*Exercise 1*
In the web research code, what is the largest number of sources that compare_sources will compare?

"""Advanced web research tools."""
import asyncio
from collections import Counter
from urllib.parse import urlparse
from devlens.adapters.duckduckgo import DDGAdapter
from devlens.adapters.scraper import ScraperAdapter
from devlens.models.errors import SearchError, ScrapingError
# Shared adapter instances
_ddg = DDGAdapter()
_scraper = ScraperAdapter()
async def compare_sources(topic: str, sources: list[str]) -> str:
"""Compare information across multiple sources.
Args:
topic: Topic being compared.
sources: List of URLs to compare.
Returns:
Comparison report showing differences and similarities.
Example:
>>> report = await compare_sources(
... "Python async",
... ["https://realpython.com/async", "https://docs.python.org/3/library/asyncio.html"]
... )
"""
if len(sources) < 2:
return "Error: Need at least 2 sources to compare"
if len(sources) > 5:
sources = sources[:5] # Limit to 5 sources
# Fetch all sources in parallel
async def fetch_with_title(url: str) -> tuple[str, str, str | None]:
"""Fetch source and return (url, title, content)."""
try:
doc = await _scraper.fetch(url, retry=1)
return (url, doc.title, doc.content)
except Exception:
return (url, "Failed", None)
results = await asyncio.gather(*[fetch_with_title(url) for url in sources])
# Build comparison report
report_lines = [
f"# Source Comparison: {topic}\n",
"## Sources\n",
]
for i, (url, title, _) in enumerate(results, 1):
status = "✓" if results[i - 1][2] else "✗"
report_lines.append(f"{i}. {status} [{title}]({url})")
report_lines.append("\n## Content Analysis\n")
# Extract key terms from each source
import re
all_words: list[list[str]] = []
for _, _, content in results:
if content:
# Extract meaningful words (lowercase, alphanumeric)
words = re.findall(r"\b[a-z]{4,}\b", content.lower())
all_words.append(words)
if all_words:
# Find common terms
common_terms = set(all_words[0])
for words in all_words[1:]:
common_terms &= set(words)

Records
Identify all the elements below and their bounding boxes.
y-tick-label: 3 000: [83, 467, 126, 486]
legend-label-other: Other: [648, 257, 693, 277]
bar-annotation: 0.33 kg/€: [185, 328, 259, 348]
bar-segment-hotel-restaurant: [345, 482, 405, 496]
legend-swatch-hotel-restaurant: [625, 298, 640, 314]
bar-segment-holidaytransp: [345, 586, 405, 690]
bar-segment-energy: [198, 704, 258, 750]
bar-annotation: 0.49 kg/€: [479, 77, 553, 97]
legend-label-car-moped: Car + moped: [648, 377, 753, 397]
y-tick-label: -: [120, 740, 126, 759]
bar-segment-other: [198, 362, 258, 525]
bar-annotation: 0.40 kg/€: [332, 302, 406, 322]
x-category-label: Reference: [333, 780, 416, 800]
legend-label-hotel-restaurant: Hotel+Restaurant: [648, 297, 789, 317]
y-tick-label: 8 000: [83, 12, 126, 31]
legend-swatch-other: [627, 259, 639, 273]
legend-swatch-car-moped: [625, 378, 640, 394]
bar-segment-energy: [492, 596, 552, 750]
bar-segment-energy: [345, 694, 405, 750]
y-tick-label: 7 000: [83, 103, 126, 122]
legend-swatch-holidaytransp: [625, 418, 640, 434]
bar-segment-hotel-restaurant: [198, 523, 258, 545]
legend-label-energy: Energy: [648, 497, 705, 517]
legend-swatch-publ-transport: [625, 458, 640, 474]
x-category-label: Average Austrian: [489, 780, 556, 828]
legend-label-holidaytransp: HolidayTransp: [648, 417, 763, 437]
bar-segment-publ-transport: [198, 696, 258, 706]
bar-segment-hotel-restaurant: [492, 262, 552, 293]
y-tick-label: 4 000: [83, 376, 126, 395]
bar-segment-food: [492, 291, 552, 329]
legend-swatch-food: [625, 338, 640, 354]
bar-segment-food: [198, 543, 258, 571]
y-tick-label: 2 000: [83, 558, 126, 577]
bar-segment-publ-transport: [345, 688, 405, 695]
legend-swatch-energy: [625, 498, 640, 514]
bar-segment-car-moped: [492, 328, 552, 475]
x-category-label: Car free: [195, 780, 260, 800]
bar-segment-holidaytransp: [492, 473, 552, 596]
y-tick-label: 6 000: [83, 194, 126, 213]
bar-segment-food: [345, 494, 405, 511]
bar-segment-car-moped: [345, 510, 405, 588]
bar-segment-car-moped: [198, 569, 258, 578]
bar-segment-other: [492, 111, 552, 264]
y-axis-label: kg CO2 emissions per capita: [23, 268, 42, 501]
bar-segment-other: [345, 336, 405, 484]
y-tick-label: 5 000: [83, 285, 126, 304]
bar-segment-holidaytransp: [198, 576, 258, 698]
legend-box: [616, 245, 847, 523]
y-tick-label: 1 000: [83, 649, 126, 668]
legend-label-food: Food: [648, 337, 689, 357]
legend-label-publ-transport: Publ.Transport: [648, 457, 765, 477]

*Exercise 2*
Render the entries as a Markdown table with the columns Row and Line, including everything from the first entry line down through the line containing "y-tick-label: 2 000: [83, 558, 126, 577]" and omitting blank lines.

*Correct output 1*
Five sources

*Correct output 2*
| Row | Line |
|---|---|
| 1 | Identify all the elements below and their bounding boxes. |
| 2 | y-tick-label: 3 000: [83, 467, 126, 486] |
| 3 | legend-label-other: Other: [648, 257, 693, 277] |
| 4 | bar-annotation: 0.33 kg/€: [185, 328, 259, 348] |
| 5 | bar-segment-hotel-restaurant: [345, 482, 405, 496] |
| 6 | legend-swatch-hotel-restaurant: [625, 298, 640, 314] |
| 7 | bar-segment-holidaytransp: [345, 586, 405, 690] |
| 8 | bar-segment-energy: [198, 704, 258, 750] |
| 9 | bar-annotation: 0.49 kg/€: [479, 77, 553, 97] |
| 10 | legend-label-car-moped: Car + moped: [648, 377, 753, 397] |
| 11 | y-tick-label: -: [120, 740, 126, 759] |
| 12 | bar-segment-other: [198, 362, 258, 525] |
| 13 | bar-annotation: 0.40 kg/€: [332, 302, 406, 322] |
| 14 | x-category-label: Reference: [333, 780, 416, 800] |
| 15 | legend-label-hotel-restaurant: Hotel+Restaurant: [648, 297, 789, 317] |
| 16 | y-tick-label: 8 000: [83, 12, 126, 31] |
| 17 | legend-swatch-other: [627, 259, 639, 273] |
| 18 | legend-swatch-car-moped: [625, 378, 640, 394] |
| 19 | bar-segment-energy: [492, 596, 552, 750] |
| 20 | bar-segment-energy: [345, 694, 405, 750] |
| 21 | y-tick-label: 7 000: [83, 103, 126, 122] |
| 22 | legend-swatch-holidaytransp: [625, 418, 640, 434] |
| 23 | bar-segment-hotel-restaurant: [198, 523, 258, 545] |
| 24 | legend-label-energy: Energy: [648, 497, 705, 517] |
| 25 | legend-swatch-publ-transport: [625, 458, 640, 474] |
| 26 | x-category-label: Average Austrian: [489, 780, 556, 828] |
| 27 | legend-label-holidaytransp: HolidayTransp: [648, 417, 763, 437] |
| 28 | bar-segment-publ-transport: [198, 696, 258, 706] |
| 29 | bar-segment-hotel-restaurant: [492, 262, 552, 293] |
| 30 | y-tick-label: 4 000: [83, 376, 126, 395] |
| 31 | bar-segment-food: [492, 291, 552, 329] |
| 32 | legend-swatch-food: [625, 338, 640, 354] |
| 33 | bar-segment-food: [198, 543, 258, 571] |
| 34 | y-tick-label: 2 000: [83, 558, 126, 577] |